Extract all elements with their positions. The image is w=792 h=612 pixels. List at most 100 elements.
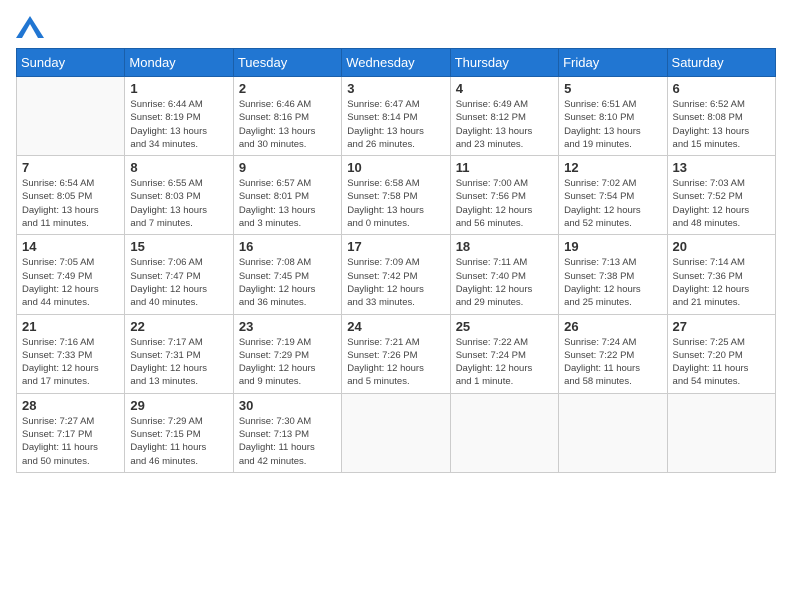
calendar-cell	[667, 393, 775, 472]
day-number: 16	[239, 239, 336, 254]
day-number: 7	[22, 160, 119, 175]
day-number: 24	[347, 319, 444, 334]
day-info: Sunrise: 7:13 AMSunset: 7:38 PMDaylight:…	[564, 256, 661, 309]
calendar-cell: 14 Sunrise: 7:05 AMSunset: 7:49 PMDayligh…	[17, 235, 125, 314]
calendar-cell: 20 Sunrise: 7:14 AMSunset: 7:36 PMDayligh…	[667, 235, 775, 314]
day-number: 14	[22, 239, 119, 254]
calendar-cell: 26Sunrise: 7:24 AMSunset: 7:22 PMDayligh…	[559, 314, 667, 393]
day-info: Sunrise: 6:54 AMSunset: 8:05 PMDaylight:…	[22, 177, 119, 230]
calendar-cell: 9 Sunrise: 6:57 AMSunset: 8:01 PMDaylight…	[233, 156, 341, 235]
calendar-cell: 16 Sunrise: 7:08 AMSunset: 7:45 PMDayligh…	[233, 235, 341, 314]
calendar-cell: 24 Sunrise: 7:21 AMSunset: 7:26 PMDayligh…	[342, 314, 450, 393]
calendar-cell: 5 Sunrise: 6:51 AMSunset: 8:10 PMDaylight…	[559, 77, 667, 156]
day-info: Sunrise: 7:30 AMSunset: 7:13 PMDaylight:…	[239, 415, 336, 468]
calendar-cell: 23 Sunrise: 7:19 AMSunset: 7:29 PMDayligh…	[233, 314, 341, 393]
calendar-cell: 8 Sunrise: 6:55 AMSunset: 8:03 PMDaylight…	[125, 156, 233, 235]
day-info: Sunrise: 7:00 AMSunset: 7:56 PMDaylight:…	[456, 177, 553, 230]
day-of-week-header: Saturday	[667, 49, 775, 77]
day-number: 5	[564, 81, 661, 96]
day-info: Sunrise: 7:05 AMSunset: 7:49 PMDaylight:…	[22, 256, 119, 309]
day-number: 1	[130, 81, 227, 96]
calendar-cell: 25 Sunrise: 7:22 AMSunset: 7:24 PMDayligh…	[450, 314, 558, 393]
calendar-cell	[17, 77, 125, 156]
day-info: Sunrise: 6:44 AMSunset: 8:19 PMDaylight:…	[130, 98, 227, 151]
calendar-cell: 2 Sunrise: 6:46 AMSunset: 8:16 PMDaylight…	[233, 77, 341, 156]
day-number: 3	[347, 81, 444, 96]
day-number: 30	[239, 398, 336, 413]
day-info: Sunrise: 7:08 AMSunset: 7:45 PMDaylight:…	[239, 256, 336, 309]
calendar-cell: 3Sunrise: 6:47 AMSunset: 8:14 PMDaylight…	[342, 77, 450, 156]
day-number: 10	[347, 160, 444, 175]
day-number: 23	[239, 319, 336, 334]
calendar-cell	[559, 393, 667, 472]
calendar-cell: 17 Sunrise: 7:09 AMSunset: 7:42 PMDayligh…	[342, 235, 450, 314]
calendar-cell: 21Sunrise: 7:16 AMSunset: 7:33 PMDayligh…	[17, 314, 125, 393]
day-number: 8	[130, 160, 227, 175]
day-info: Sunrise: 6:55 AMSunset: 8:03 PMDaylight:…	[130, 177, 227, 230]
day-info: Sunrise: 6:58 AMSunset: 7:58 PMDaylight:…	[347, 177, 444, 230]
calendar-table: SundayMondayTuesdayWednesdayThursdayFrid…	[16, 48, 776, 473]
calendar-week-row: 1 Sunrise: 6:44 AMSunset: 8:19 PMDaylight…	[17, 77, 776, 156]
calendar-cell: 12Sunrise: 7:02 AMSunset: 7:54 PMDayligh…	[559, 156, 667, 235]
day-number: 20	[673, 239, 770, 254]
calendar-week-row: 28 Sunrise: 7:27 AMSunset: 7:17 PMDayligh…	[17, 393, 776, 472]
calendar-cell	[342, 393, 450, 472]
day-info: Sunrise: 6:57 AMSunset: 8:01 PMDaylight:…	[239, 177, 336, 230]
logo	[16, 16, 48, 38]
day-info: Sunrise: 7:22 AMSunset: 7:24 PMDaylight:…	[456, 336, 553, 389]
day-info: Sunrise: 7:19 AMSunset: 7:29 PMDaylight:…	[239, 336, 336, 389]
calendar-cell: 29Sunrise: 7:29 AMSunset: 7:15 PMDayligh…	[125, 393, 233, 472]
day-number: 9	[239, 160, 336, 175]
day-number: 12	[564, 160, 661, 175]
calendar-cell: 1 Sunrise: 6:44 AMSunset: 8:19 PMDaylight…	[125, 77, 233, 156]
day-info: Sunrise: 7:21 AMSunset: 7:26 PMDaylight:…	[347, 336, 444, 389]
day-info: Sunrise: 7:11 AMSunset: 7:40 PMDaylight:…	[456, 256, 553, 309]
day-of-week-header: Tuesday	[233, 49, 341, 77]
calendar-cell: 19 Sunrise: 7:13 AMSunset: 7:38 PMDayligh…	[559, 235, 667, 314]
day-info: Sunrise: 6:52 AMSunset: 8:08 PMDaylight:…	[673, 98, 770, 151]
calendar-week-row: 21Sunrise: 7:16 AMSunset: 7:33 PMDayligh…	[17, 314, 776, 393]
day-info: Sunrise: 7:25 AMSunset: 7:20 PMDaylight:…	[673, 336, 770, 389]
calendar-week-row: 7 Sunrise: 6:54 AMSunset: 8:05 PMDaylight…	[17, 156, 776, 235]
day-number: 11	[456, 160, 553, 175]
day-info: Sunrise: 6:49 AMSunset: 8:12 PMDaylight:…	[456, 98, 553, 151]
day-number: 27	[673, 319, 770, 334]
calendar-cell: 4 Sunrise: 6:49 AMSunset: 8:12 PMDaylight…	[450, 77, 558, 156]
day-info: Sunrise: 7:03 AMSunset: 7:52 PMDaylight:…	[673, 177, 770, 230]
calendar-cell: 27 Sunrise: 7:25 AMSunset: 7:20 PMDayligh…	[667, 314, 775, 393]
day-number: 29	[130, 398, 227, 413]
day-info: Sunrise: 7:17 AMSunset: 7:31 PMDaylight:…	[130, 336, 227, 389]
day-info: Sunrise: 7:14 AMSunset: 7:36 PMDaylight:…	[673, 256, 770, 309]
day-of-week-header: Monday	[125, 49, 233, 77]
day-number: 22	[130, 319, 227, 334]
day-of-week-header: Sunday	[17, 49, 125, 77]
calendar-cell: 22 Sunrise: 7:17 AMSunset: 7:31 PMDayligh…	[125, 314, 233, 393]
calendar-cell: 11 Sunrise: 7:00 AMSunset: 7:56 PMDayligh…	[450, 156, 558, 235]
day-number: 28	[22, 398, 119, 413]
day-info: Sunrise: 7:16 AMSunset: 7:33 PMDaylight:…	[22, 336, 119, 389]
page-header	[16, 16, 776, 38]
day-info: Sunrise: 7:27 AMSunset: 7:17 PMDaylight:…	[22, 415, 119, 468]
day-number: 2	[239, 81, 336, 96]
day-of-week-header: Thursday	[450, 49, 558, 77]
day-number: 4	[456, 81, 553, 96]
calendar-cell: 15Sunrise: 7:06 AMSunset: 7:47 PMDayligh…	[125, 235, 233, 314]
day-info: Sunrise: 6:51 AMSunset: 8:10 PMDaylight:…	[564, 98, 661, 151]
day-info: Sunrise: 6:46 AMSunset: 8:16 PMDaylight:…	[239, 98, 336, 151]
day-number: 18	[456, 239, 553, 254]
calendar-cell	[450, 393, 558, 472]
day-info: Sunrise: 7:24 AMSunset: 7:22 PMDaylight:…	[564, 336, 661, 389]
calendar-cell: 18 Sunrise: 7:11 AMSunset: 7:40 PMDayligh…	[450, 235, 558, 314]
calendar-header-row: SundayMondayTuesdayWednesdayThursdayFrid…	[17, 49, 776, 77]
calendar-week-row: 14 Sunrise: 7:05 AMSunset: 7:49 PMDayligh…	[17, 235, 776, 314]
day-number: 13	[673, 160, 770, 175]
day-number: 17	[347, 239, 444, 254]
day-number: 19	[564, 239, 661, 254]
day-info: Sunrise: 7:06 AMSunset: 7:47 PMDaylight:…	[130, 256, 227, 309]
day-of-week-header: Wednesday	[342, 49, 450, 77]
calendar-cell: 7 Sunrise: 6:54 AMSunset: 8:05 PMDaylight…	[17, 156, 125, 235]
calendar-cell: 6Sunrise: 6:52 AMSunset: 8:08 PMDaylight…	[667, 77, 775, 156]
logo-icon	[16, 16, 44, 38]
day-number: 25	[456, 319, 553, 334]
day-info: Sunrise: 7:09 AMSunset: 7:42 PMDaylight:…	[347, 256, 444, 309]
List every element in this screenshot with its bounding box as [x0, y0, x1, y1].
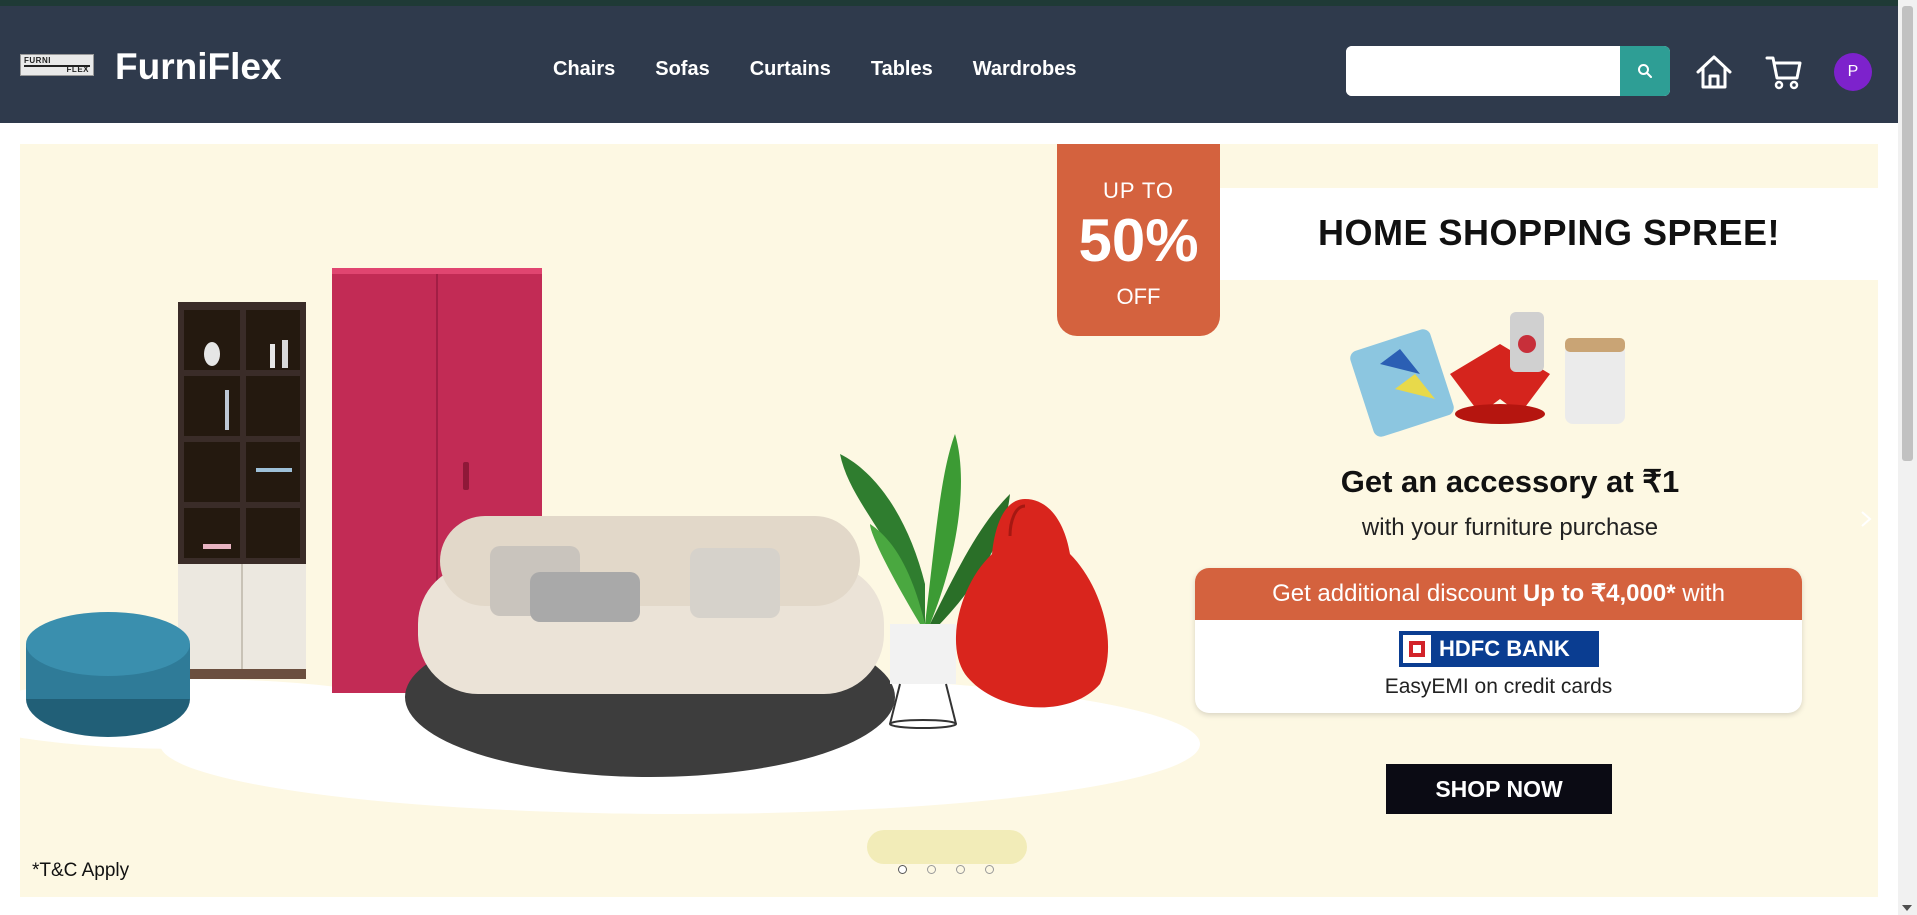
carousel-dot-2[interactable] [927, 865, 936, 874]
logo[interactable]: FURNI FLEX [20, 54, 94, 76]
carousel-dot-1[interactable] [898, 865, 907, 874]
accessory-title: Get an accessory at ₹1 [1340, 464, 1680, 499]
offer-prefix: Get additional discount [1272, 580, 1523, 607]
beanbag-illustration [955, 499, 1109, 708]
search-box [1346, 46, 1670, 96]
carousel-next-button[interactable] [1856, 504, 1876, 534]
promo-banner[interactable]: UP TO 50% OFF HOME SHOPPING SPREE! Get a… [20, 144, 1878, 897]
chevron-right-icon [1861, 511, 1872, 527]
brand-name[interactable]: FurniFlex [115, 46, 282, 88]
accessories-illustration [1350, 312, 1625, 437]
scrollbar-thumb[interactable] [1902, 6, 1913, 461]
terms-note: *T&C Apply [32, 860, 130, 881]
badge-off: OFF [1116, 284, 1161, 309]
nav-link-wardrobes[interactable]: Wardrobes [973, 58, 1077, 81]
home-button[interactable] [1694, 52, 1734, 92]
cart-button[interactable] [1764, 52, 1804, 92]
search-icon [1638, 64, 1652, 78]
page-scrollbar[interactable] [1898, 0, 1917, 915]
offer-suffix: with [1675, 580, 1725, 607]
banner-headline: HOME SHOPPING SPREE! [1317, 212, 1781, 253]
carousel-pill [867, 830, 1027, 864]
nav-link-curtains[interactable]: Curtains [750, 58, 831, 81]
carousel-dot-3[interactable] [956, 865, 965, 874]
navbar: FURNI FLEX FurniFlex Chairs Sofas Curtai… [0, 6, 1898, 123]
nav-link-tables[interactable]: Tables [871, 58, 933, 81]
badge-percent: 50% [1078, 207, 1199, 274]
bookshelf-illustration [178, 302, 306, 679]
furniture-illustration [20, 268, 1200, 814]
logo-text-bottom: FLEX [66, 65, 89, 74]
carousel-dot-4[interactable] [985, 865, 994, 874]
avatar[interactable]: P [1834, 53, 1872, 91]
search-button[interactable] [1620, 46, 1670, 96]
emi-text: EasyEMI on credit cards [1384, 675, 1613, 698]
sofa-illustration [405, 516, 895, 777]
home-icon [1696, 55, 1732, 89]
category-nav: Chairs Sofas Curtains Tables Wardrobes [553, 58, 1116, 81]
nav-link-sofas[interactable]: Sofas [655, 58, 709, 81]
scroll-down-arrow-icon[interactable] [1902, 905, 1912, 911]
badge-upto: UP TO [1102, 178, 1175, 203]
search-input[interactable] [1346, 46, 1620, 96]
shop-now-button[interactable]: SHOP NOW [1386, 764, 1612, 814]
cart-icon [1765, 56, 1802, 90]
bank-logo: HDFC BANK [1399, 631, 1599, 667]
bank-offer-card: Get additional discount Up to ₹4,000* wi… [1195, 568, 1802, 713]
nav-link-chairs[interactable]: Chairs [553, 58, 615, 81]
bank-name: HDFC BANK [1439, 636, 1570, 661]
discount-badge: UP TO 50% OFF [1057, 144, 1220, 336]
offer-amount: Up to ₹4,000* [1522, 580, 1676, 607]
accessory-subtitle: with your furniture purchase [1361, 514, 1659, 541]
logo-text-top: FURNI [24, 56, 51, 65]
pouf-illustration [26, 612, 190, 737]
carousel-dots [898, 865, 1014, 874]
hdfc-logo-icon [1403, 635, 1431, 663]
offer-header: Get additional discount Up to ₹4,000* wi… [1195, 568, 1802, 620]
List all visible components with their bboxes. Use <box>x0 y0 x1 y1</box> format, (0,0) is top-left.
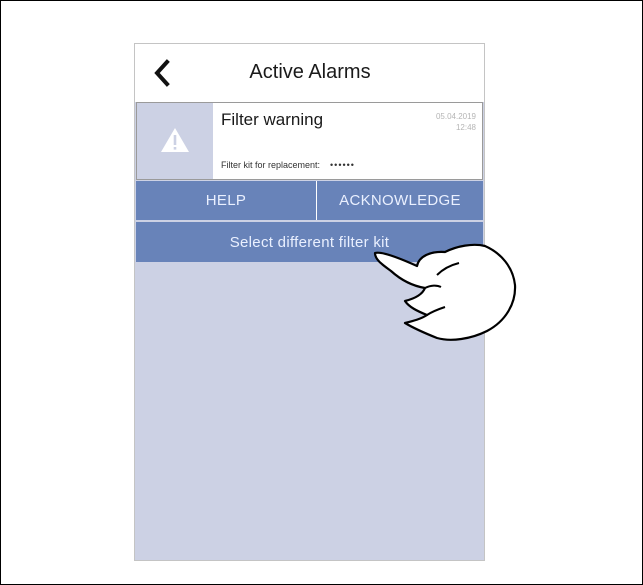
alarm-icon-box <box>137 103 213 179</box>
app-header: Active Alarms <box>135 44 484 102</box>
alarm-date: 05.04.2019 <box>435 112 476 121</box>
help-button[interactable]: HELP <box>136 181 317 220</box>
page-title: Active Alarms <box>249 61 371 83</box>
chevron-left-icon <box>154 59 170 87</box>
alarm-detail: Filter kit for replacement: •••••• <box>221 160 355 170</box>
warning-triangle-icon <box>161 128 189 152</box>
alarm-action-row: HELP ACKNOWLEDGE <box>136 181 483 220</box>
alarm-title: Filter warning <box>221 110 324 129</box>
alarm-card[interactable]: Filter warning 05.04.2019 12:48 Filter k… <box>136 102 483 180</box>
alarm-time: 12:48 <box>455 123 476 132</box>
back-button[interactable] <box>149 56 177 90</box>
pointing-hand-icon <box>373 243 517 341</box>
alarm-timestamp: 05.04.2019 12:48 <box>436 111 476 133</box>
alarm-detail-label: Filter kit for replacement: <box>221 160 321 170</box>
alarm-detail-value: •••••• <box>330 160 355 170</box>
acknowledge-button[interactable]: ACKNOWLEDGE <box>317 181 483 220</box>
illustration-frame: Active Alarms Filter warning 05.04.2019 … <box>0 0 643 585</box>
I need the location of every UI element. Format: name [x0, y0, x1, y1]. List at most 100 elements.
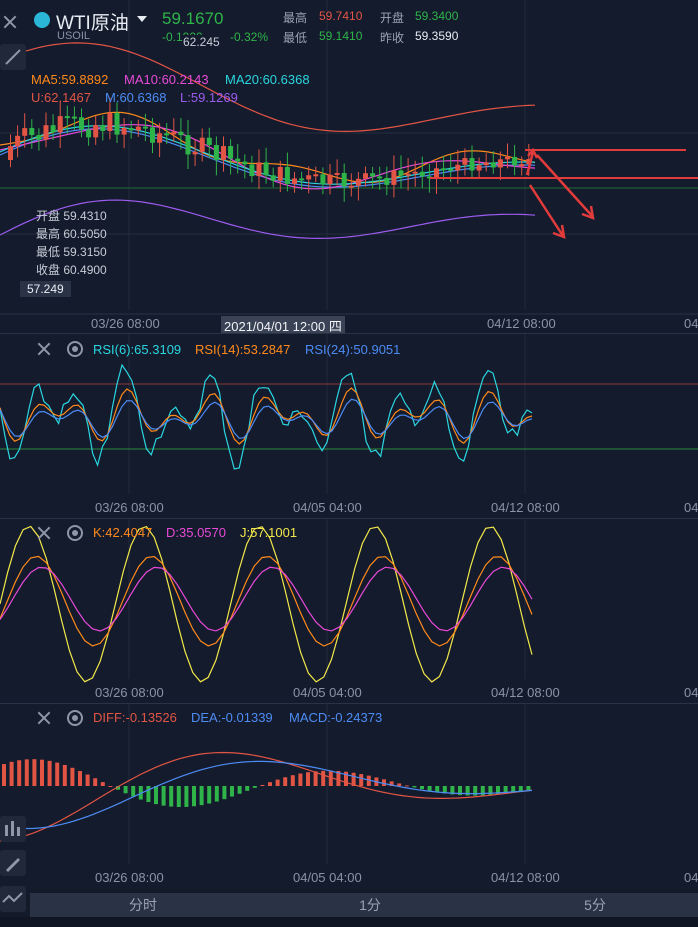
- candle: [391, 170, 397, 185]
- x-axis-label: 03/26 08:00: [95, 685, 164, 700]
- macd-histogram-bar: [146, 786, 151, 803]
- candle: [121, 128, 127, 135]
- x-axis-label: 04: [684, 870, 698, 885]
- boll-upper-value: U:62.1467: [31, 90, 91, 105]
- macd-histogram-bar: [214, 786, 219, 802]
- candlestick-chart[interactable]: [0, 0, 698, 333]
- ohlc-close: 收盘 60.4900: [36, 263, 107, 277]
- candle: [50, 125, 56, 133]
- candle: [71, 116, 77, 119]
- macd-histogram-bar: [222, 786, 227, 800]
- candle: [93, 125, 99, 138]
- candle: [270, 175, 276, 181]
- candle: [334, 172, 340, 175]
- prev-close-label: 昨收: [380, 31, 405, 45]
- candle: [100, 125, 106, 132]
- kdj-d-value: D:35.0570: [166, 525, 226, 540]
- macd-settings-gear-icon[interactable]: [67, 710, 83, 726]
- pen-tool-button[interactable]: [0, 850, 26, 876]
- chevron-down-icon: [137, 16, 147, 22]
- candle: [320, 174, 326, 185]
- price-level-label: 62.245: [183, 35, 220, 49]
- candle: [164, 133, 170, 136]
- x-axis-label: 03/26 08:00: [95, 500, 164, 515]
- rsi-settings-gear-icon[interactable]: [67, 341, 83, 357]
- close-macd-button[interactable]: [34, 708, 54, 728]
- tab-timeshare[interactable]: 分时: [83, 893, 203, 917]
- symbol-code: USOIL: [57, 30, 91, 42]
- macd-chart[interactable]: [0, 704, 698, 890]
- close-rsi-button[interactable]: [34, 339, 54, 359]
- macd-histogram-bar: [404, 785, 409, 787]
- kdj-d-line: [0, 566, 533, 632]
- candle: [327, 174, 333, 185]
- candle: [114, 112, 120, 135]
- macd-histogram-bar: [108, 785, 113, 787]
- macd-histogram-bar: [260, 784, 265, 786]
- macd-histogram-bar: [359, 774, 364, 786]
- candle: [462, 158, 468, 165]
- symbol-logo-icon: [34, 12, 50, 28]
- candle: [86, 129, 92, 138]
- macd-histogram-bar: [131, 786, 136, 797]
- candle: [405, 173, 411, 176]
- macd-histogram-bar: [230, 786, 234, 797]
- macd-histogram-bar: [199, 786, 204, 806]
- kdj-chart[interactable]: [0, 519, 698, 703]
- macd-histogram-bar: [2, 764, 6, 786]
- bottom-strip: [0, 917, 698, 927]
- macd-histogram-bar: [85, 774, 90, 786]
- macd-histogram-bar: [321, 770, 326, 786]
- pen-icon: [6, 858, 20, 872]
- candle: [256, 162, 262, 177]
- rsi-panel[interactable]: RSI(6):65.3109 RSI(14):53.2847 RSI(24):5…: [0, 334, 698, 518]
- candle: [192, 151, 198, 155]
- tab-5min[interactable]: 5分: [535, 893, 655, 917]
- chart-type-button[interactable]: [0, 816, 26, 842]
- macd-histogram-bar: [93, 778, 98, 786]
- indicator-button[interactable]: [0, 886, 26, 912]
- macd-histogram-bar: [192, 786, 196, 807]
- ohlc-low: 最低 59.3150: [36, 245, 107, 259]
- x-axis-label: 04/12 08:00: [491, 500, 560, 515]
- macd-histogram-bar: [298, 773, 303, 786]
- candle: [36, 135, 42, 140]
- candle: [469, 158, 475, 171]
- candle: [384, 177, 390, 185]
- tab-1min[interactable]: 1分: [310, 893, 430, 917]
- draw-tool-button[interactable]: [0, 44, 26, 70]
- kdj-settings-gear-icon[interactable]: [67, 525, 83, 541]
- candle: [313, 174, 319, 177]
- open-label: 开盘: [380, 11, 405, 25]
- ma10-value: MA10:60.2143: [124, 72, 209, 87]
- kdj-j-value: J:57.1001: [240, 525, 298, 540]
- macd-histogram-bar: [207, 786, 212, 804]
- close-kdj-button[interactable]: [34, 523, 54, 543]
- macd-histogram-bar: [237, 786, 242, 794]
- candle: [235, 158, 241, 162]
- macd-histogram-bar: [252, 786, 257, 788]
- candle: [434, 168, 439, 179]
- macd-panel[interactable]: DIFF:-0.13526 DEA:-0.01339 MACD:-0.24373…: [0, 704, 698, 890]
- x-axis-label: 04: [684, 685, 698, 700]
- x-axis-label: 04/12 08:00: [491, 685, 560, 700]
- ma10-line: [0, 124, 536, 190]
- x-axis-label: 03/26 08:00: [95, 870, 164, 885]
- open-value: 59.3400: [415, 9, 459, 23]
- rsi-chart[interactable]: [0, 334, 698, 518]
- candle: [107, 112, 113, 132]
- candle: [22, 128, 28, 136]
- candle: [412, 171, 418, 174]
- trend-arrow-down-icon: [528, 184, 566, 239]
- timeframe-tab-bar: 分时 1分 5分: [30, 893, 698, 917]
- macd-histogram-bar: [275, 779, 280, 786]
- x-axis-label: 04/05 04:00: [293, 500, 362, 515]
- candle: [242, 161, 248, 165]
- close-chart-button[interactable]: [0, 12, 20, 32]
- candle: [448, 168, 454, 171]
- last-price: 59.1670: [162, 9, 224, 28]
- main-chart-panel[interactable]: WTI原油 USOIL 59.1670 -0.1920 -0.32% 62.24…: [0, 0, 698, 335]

**Exercise details**. Retype the records from the line with "393, 775, 472]" to the line with "calendar-cell: 24 Sunrise: 7:21", keeping every character the same.

**Exercise answer**.
calendar-cell	[667, 393, 775, 472]
day-number: 16	[239, 239, 336, 254]
day-number: 7	[22, 160, 119, 175]
day-number: 24	[347, 319, 444, 334]
day-info: Sunrise: 7:13 AMSunset: 7:38 PMDaylight:…	[564, 256, 661, 309]
calendar-cell: 14 Sunrise: 7:05 AMSunset: 7:49 PMDayligh…	[17, 235, 125, 314]
calendar-cell: 20 Sunrise: 7:14 AMSunset: 7:36 PMDayligh…	[667, 235, 775, 314]
day-number: 14	[22, 239, 119, 254]
calendar-cell: 26Sunrise: 7:24 AMSunset: 7:22 PMDayligh…	[559, 314, 667, 393]
day-info: Sunrise: 6:54 AMSunset: 8:05 PMDaylight:…	[22, 177, 119, 230]
calendar-cell: 9 Sunrise: 6:57 AMSunset: 8:01 PMDaylight…	[233, 156, 341, 235]
calendar-cell: 16 Sunrise: 7:08 AMSunset: 7:45 PMDayligh…	[233, 235, 341, 314]
calendar-cell: 24 Sunrise: 7:21 AMSunset: 7:26 PMDayligh…	[342, 314, 450, 393]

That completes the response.